• EXERCISE
Transcribe everything in the data word for word. Pictures are left out.

• RECORDS FOR THE TASK
>> Begin

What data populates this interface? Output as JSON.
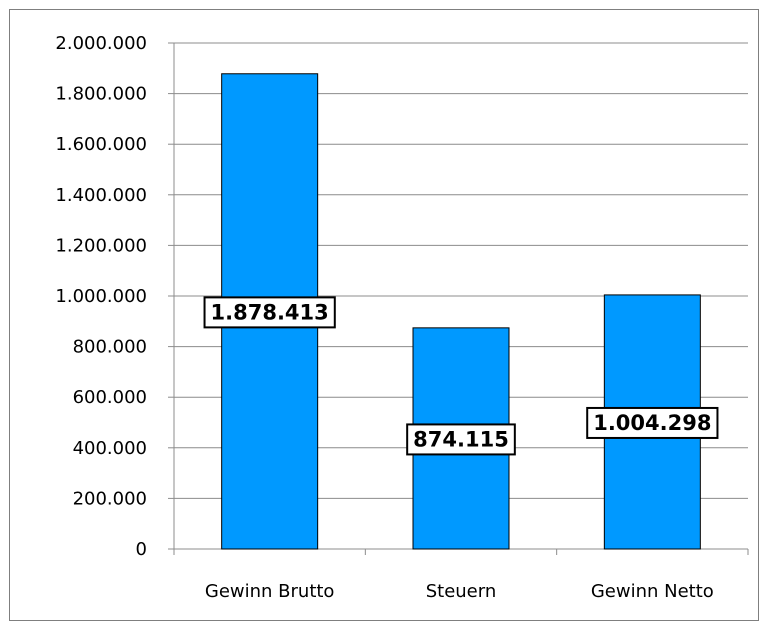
{
  "chart_data": {
    "type": "bar",
    "title": "",
    "xlabel": "",
    "ylabel": "",
    "categories": [
      "Gewinn Brutto",
      "Steuern",
      "Gewinn Netto"
    ],
    "values": [
      1878413,
      874115,
      1004298
    ],
    "data_labels": [
      "1.878.413",
      "874.115",
      "1.004.298"
    ],
    "ylim": [
      0,
      2000000
    ],
    "yticks": [
      0,
      200000,
      400000,
      600000,
      800000,
      1000000,
      1200000,
      1400000,
      1600000,
      1800000,
      2000000
    ],
    "ytick_labels": [
      "0",
      "200.000",
      "400.000",
      "600.000",
      "800.000",
      "1.000.000",
      "1.200.000",
      "1.400.000",
      "1.600.000",
      "1.800.000",
      "2.000.000"
    ],
    "grid": true,
    "legend": "none",
    "bar_color": "#0099ff",
    "bar_edge_color": "#000000",
    "grid_color": "#8c8c8c"
  }
}
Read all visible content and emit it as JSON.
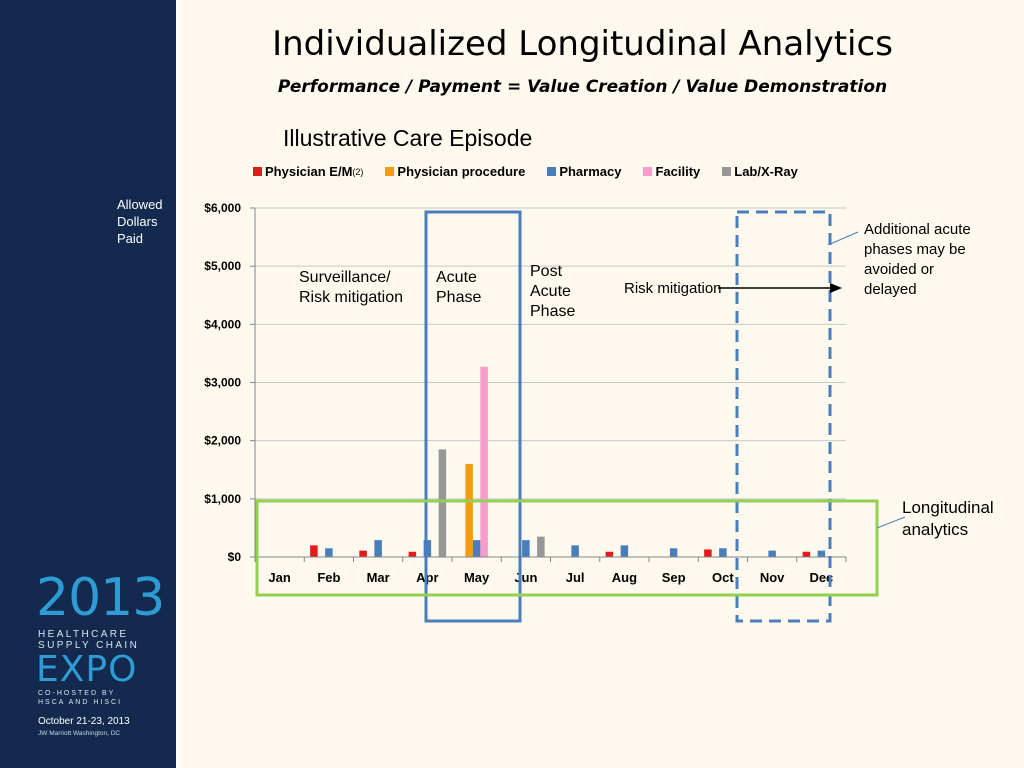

>> End

• REPLY TO THE EXERCISE
What data populates this interface? Output as JSON.
{
  "chart_data": {
    "type": "bar",
    "title": "",
    "xlabel": "",
    "ylabel": "",
    "categories": [
      "Gewinn Brutto",
      "Steuern",
      "Gewinn Netto"
    ],
    "values": [
      1878413,
      874115,
      1004298
    ],
    "data_labels": [
      "1.878.413",
      "874.115",
      "1.004.298"
    ],
    "ylim": [
      0,
      2000000
    ],
    "yticks": [
      0,
      200000,
      400000,
      600000,
      800000,
      1000000,
      1200000,
      1400000,
      1600000,
      1800000,
      2000000
    ],
    "ytick_labels": [
      "0",
      "200.000",
      "400.000",
      "600.000",
      "800.000",
      "1.000.000",
      "1.200.000",
      "1.400.000",
      "1.600.000",
      "1.800.000",
      "2.000.000"
    ],
    "grid": true,
    "legend": "none",
    "bar_color": "#0099ff",
    "bar_edge_color": "#000000",
    "grid_color": "#8c8c8c"
  }
}
Read all visible content and emit it as JSON.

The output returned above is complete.